## Work order
The records must be duplicated exactly, with every picture left out.

## Input for this task

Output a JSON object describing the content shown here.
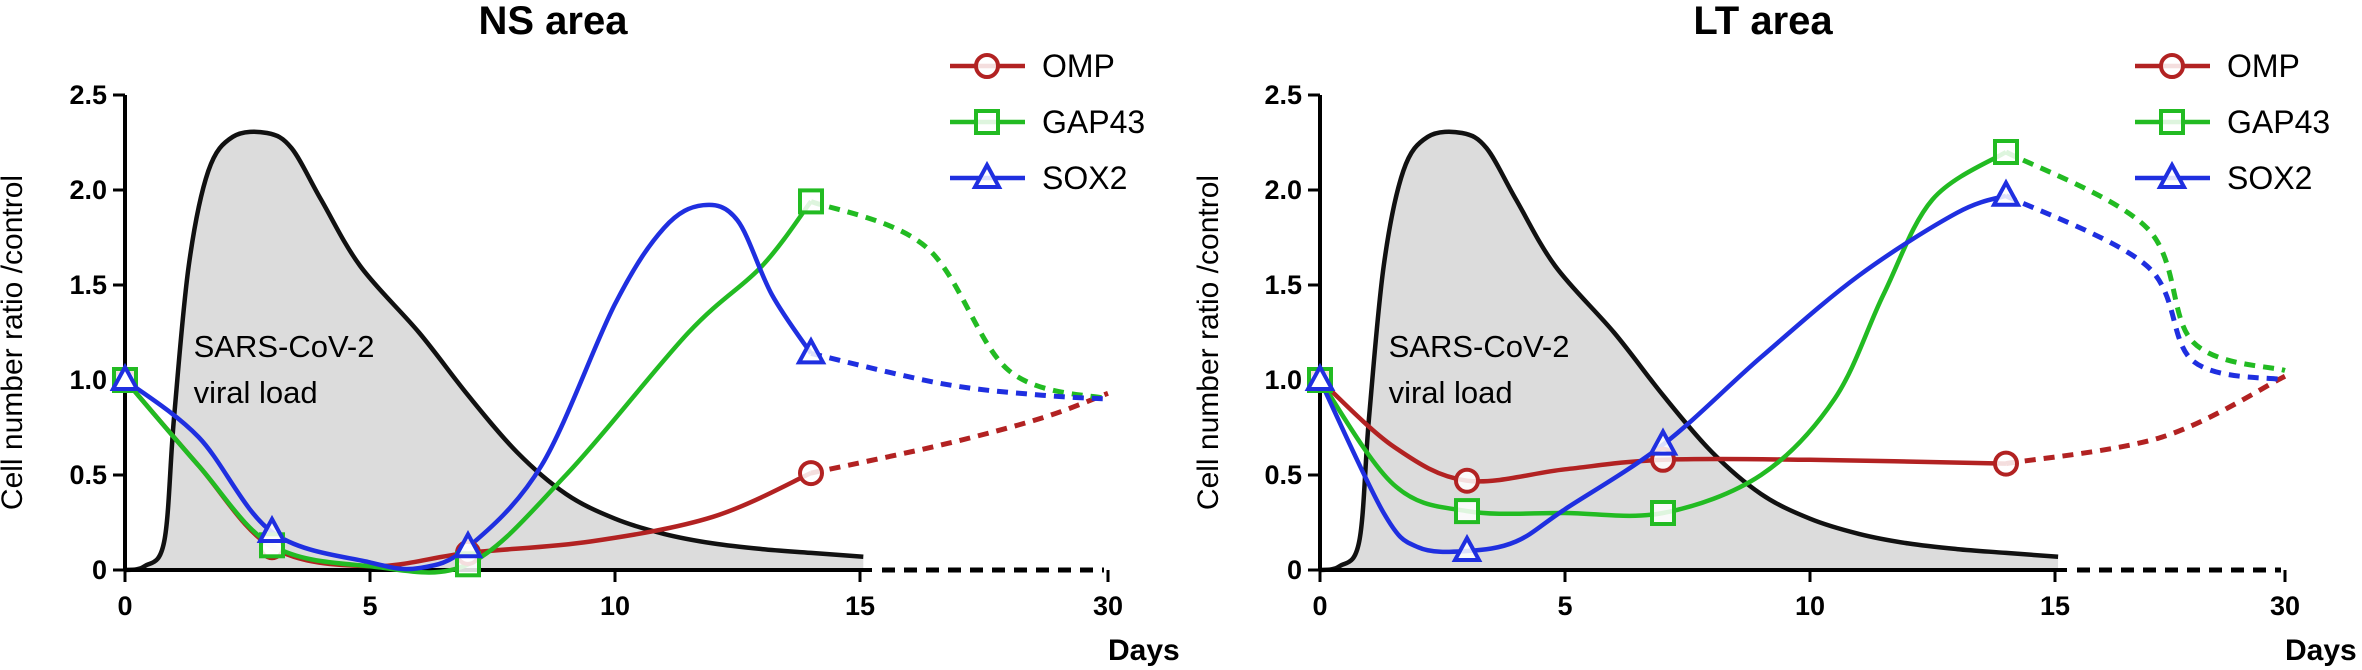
{
  "chart_data": [
    {
      "type": "line",
      "title": "NS area",
      "ylabel": "Cell number ratio /control",
      "xlabel": "Days",
      "x_ticks": [
        "0",
        "5",
        "10",
        "15",
        "30"
      ],
      "y_ticks": [
        "0",
        "0.5",
        "1.0",
        "1.5",
        "2.0",
        "2.5"
      ],
      "ylim": [
        0,
        2.5
      ],
      "xlim": [
        0,
        30
      ],
      "x_axis_break": "dashed segment between day 15 and day 30",
      "legend_position": "top-right",
      "viral_load": {
        "label_line1": "SARS-CoV-2",
        "label_line2": "viral load",
        "curve": [
          [
            0,
            0
          ],
          [
            0.4,
            0.02
          ],
          [
            0.8,
            0.15
          ],
          [
            1.0,
            0.8
          ],
          [
            1.3,
            1.6
          ],
          [
            1.7,
            2.1
          ],
          [
            2.2,
            2.28
          ],
          [
            2.9,
            2.3
          ],
          [
            3.4,
            2.22
          ],
          [
            4.0,
            1.95
          ],
          [
            4.8,
            1.6
          ],
          [
            6,
            1.25
          ],
          [
            7,
            0.92
          ],
          [
            8,
            0.62
          ],
          [
            9,
            0.4
          ],
          [
            10,
            0.27
          ],
          [
            11,
            0.19
          ],
          [
            12,
            0.14
          ],
          [
            13,
            0.11
          ],
          [
            14,
            0.09
          ],
          [
            15.2,
            0.07
          ]
        ]
      },
      "series": [
        {
          "name": "OMP",
          "color": "#b22222",
          "marker": "circle",
          "points": [
            [
              0,
              1.0
            ],
            [
              3,
              0.12
            ],
            [
              7,
              0.09
            ],
            [
              14,
              0.51
            ]
          ],
          "curve": [
            [
              0,
              1.0
            ],
            [
              1.5,
              0.55
            ],
            [
              3,
              0.12
            ],
            [
              5,
              0.02
            ],
            [
              7,
              0.09
            ],
            [
              9.5,
              0.15
            ],
            [
              12,
              0.28
            ],
            [
              14,
              0.51
            ]
          ],
          "dashed": [
            [
              14,
              0.51
            ],
            [
              20,
              0.66
            ],
            [
              26,
              0.8
            ],
            [
              30,
              0.93
            ]
          ]
        },
        {
          "name": "GAP43",
          "color": "#22bb22",
          "marker": "square",
          "points": [
            [
              0,
              1.0
            ],
            [
              3,
              0.13
            ],
            [
              7,
              0.03
            ],
            [
              14,
              1.94
            ]
          ],
          "curve": [
            [
              0,
              1.0
            ],
            [
              1.5,
              0.55
            ],
            [
              3,
              0.13
            ],
            [
              5,
              0.02
            ],
            [
              7,
              0.03
            ],
            [
              9,
              0.5
            ],
            [
              11.5,
              1.25
            ],
            [
              13,
              1.6
            ],
            [
              14,
              1.94
            ]
          ],
          "dashed": [
            [
              14,
              1.94
            ],
            [
              19,
              1.7
            ],
            [
              24,
              1.05
            ],
            [
              30,
              0.9
            ]
          ]
        },
        {
          "name": "SOX2",
          "color": "#1f2fe0",
          "marker": "triangle",
          "points": [
            [
              0,
              1.0
            ],
            [
              3,
              0.2
            ],
            [
              7,
              0.12
            ],
            [
              14,
              1.14
            ]
          ],
          "curve": [
            [
              0,
              1.0
            ],
            [
              1.5,
              0.7
            ],
            [
              3,
              0.2
            ],
            [
              5,
              0.04
            ],
            [
              6,
              0.01
            ],
            [
              7,
              0.12
            ],
            [
              8.5,
              0.55
            ],
            [
              10,
              1.4
            ],
            [
              11,
              1.8
            ],
            [
              11.8,
              1.92
            ],
            [
              12.5,
              1.84
            ],
            [
              13.2,
              1.45
            ],
            [
              14,
              1.14
            ]
          ],
          "dashed": [
            [
              14,
              1.14
            ],
            [
              20,
              0.98
            ],
            [
              26,
              0.92
            ],
            [
              30,
              0.9
            ]
          ]
        }
      ]
    },
    {
      "type": "line",
      "title": "LT area",
      "ylabel": "Cell number ratio /control",
      "xlabel": "Days",
      "x_ticks": [
        "0",
        "5",
        "10",
        "15",
        "30"
      ],
      "y_ticks": [
        "0",
        "0.5",
        "1.0",
        "1.5",
        "2.0",
        "2.5"
      ],
      "ylim": [
        0,
        2.5
      ],
      "xlim": [
        0,
        30
      ],
      "x_axis_break": "dashed segment between day 15 and day 30",
      "legend_position": "top-right",
      "viral_load": {
        "label_line1": "SARS-CoV-2",
        "label_line2": "viral load",
        "curve": [
          [
            0,
            0
          ],
          [
            0.4,
            0.02
          ],
          [
            0.8,
            0.15
          ],
          [
            1.0,
            0.8
          ],
          [
            1.3,
            1.6
          ],
          [
            1.7,
            2.1
          ],
          [
            2.2,
            2.28
          ],
          [
            2.9,
            2.3
          ],
          [
            3.4,
            2.22
          ],
          [
            4.0,
            1.95
          ],
          [
            4.8,
            1.6
          ],
          [
            6,
            1.25
          ],
          [
            7,
            0.92
          ],
          [
            8,
            0.62
          ],
          [
            9,
            0.4
          ],
          [
            10,
            0.27
          ],
          [
            11,
            0.19
          ],
          [
            12,
            0.14
          ],
          [
            13,
            0.11
          ],
          [
            14,
            0.09
          ],
          [
            15.2,
            0.07
          ]
        ]
      },
      "series": [
        {
          "name": "OMP",
          "color": "#b22222",
          "marker": "circle",
          "points": [
            [
              0,
              1.0
            ],
            [
              3,
              0.47
            ],
            [
              7,
              0.58
            ],
            [
              14,
              0.56
            ]
          ],
          "curve": [
            [
              0,
              1.0
            ],
            [
              1.5,
              0.65
            ],
            [
              3,
              0.47
            ],
            [
              5,
              0.53
            ],
            [
              7,
              0.58
            ],
            [
              10,
              0.58
            ],
            [
              14,
              0.56
            ]
          ],
          "dashed": [
            [
              14,
              0.56
            ],
            [
              22,
              0.7
            ],
            [
              30,
              1.02
            ]
          ]
        },
        {
          "name": "GAP43",
          "color": "#22bb22",
          "marker": "square",
          "points": [
            [
              0,
              1.0
            ],
            [
              3,
              0.31
            ],
            [
              7,
              0.3
            ],
            [
              14,
              2.2
            ]
          ],
          "curve": [
            [
              0,
              1.0
            ],
            [
              1.5,
              0.45
            ],
            [
              3,
              0.31
            ],
            [
              5,
              0.3
            ],
            [
              7,
              0.3
            ],
            [
              9,
              0.5
            ],
            [
              10.5,
              0.9
            ],
            [
              11.5,
              1.45
            ],
            [
              12.5,
              1.95
            ],
            [
              14,
              2.2
            ]
          ],
          "dashed": [
            [
              14,
              2.2
            ],
            [
              21,
              1.8
            ],
            [
              24,
              1.2
            ],
            [
              30,
              1.05
            ]
          ]
        },
        {
          "name": "SOX2",
          "color": "#1f2fe0",
          "marker": "triangle",
          "points": [
            [
              0,
              1.0
            ],
            [
              3,
              0.1
            ],
            [
              7,
              0.66
            ],
            [
              14,
              1.97
            ]
          ],
          "curve": [
            [
              0,
              1.0
            ],
            [
              1.3,
              0.3
            ],
            [
              2,
              0.12
            ],
            [
              3,
              0.1
            ],
            [
              4,
              0.15
            ],
            [
              5,
              0.32
            ],
            [
              7,
              0.66
            ],
            [
              9,
              1.12
            ],
            [
              11,
              1.55
            ],
            [
              13,
              1.88
            ],
            [
              14,
              1.97
            ]
          ],
          "dashed": [
            [
              14,
              1.97
            ],
            [
              21,
              1.6
            ],
            [
              24,
              1.1
            ],
            [
              30,
              1.0
            ]
          ]
        }
      ]
    }
  ]
}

## Expected answer
Output a JSON object describing the content shown here.
{
  "chart_data": [
    {
      "type": "line",
      "title": "NS area",
      "ylabel": "Cell number ratio /control",
      "xlabel": "Days",
      "x_ticks": [
        "0",
        "5",
        "10",
        "15",
        "30"
      ],
      "y_ticks": [
        "0",
        "0.5",
        "1.0",
        "1.5",
        "2.0",
        "2.5"
      ],
      "ylim": [
        0,
        2.5
      ],
      "xlim": [
        0,
        30
      ],
      "x_axis_break": "dashed segment between day 15 and day 30",
      "legend_position": "top-right",
      "viral_load": {
        "label_line1": "SARS-CoV-2",
        "label_line2": "viral load",
        "curve": [
          [
            0,
            0
          ],
          [
            0.4,
            0.02
          ],
          [
            0.8,
            0.15
          ],
          [
            1.0,
            0.8
          ],
          [
            1.3,
            1.6
          ],
          [
            1.7,
            2.1
          ],
          [
            2.2,
            2.28
          ],
          [
            2.9,
            2.3
          ],
          [
            3.4,
            2.22
          ],
          [
            4.0,
            1.95
          ],
          [
            4.8,
            1.6
          ],
          [
            6,
            1.25
          ],
          [
            7,
            0.92
          ],
          [
            8,
            0.62
          ],
          [
            9,
            0.4
          ],
          [
            10,
            0.27
          ],
          [
            11,
            0.19
          ],
          [
            12,
            0.14
          ],
          [
            13,
            0.11
          ],
          [
            14,
            0.09
          ],
          [
            15.2,
            0.07
          ]
        ]
      },
      "series": [
        {
          "name": "OMP",
          "color": "#b22222",
          "marker": "circle",
          "points": [
            [
              0,
              1.0
            ],
            [
              3,
              0.12
            ],
            [
              7,
              0.09
            ],
            [
              14,
              0.51
            ]
          ],
          "curve": [
            [
              0,
              1.0
            ],
            [
              1.5,
              0.55
            ],
            [
              3,
              0.12
            ],
            [
              5,
              0.02
            ],
            [
              7,
              0.09
            ],
            [
              9.5,
              0.15
            ],
            [
              12,
              0.28
            ],
            [
              14,
              0.51
            ]
          ],
          "dashed": [
            [
              14,
              0.51
            ],
            [
              20,
              0.66
            ],
            [
              26,
              0.8
            ],
            [
              30,
              0.93
            ]
          ]
        },
        {
          "name": "GAP43",
          "color": "#22bb22",
          "marker": "square",
          "points": [
            [
              0,
              1.0
            ],
            [
              3,
              0.13
            ],
            [
              7,
              0.03
            ],
            [
              14,
              1.94
            ]
          ],
          "curve": [
            [
              0,
              1.0
            ],
            [
              1.5,
              0.55
            ],
            [
              3,
              0.13
            ],
            [
              5,
              0.02
            ],
            [
              7,
              0.03
            ],
            [
              9,
              0.5
            ],
            [
              11.5,
              1.25
            ],
            [
              13,
              1.6
            ],
            [
              14,
              1.94
            ]
          ],
          "dashed": [
            [
              14,
              1.94
            ],
            [
              19,
              1.7
            ],
            [
              24,
              1.05
            ],
            [
              30,
              0.9
            ]
          ]
        },
        {
          "name": "SOX2",
          "color": "#1f2fe0",
          "marker": "triangle",
          "points": [
            [
              0,
              1.0
            ],
            [
              3,
              0.2
            ],
            [
              7,
              0.12
            ],
            [
              14,
              1.14
            ]
          ],
          "curve": [
            [
              0,
              1.0
            ],
            [
              1.5,
              0.7
            ],
            [
              3,
              0.2
            ],
            [
              5,
              0.04
            ],
            [
              6,
              0.01
            ],
            [
              7,
              0.12
            ],
            [
              8.5,
              0.55
            ],
            [
              10,
              1.4
            ],
            [
              11,
              1.8
            ],
            [
              11.8,
              1.92
            ],
            [
              12.5,
              1.84
            ],
            [
              13.2,
              1.45
            ],
            [
              14,
              1.14
            ]
          ],
          "dashed": [
            [
              14,
              1.14
            ],
            [
              20,
              0.98
            ],
            [
              26,
              0.92
            ],
            [
              30,
              0.9
            ]
          ]
        }
      ]
    },
    {
      "type": "line",
      "title": "LT area",
      "ylabel": "Cell number ratio /control",
      "xlabel": "Days",
      "x_ticks": [
        "0",
        "5",
        "10",
        "15",
        "30"
      ],
      "y_ticks": [
        "0",
        "0.5",
        "1.0",
        "1.5",
        "2.0",
        "2.5"
      ],
      "ylim": [
        0,
        2.5
      ],
      "xlim": [
        0,
        30
      ],
      "x_axis_break": "dashed segment between day 15 and day 30",
      "legend_position": "top-right",
      "viral_load": {
        "label_line1": "SARS-CoV-2",
        "label_line2": "viral load",
        "curve": [
          [
            0,
            0
          ],
          [
            0.4,
            0.02
          ],
          [
            0.8,
            0.15
          ],
          [
            1.0,
            0.8
          ],
          [
            1.3,
            1.6
          ],
          [
            1.7,
            2.1
          ],
          [
            2.2,
            2.28
          ],
          [
            2.9,
            2.3
          ],
          [
            3.4,
            2.22
          ],
          [
            4.0,
            1.95
          ],
          [
            4.8,
            1.6
          ],
          [
            6,
            1.25
          ],
          [
            7,
            0.92
          ],
          [
            8,
            0.62
          ],
          [
            9,
            0.4
          ],
          [
            10,
            0.27
          ],
          [
            11,
            0.19
          ],
          [
            12,
            0.14
          ],
          [
            13,
            0.11
          ],
          [
            14,
            0.09
          ],
          [
            15.2,
            0.07
          ]
        ]
      },
      "series": [
        {
          "name": "OMP",
          "color": "#b22222",
          "marker": "circle",
          "points": [
            [
              0,
              1.0
            ],
            [
              3,
              0.47
            ],
            [
              7,
              0.58
            ],
            [
              14,
              0.56
            ]
          ],
          "curve": [
            [
              0,
              1.0
            ],
            [
              1.5,
              0.65
            ],
            [
              3,
              0.47
            ],
            [
              5,
              0.53
            ],
            [
              7,
              0.58
            ],
            [
              10,
              0.58
            ],
            [
              14,
              0.56
            ]
          ],
          "dashed": [
            [
              14,
              0.56
            ],
            [
              22,
              0.7
            ],
            [
              30,
              1.02
            ]
          ]
        },
        {
          "name": "GAP43",
          "color": "#22bb22",
          "marker": "square",
          "points": [
            [
              0,
              1.0
            ],
            [
              3,
              0.31
            ],
            [
              7,
              0.3
            ],
            [
              14,
              2.2
            ]
          ],
          "curve": [
            [
              0,
              1.0
            ],
            [
              1.5,
              0.45
            ],
            [
              3,
              0.31
            ],
            [
              5,
              0.3
            ],
            [
              7,
              0.3
            ],
            [
              9,
              0.5
            ],
            [
              10.5,
              0.9
            ],
            [
              11.5,
              1.45
            ],
            [
              12.5,
              1.95
            ],
            [
              14,
              2.2
            ]
          ],
          "dashed": [
            [
              14,
              2.2
            ],
            [
              21,
              1.8
            ],
            [
              24,
              1.2
            ],
            [
              30,
              1.05
            ]
          ]
        },
        {
          "name": "SOX2",
          "color": "#1f2fe0",
          "marker": "triangle",
          "points": [
            [
              0,
              1.0
            ],
            [
              3,
              0.1
            ],
            [
              7,
              0.66
            ],
            [
              14,
              1.97
            ]
          ],
          "curve": [
            [
              0,
              1.0
            ],
            [
              1.3,
              0.3
            ],
            [
              2,
              0.12
            ],
            [
              3,
              0.1
            ],
            [
              4,
              0.15
            ],
            [
              5,
              0.32
            ],
            [
              7,
              0.66
            ],
            [
              9,
              1.12
            ],
            [
              11,
              1.55
            ],
            [
              13,
              1.88
            ],
            [
              14,
              1.97
            ]
          ],
          "dashed": [
            [
              14,
              1.97
            ],
            [
              21,
              1.6
            ],
            [
              24,
              1.1
            ],
            [
              30,
              1.0
            ]
          ]
        }
      ]
    }
  ]
}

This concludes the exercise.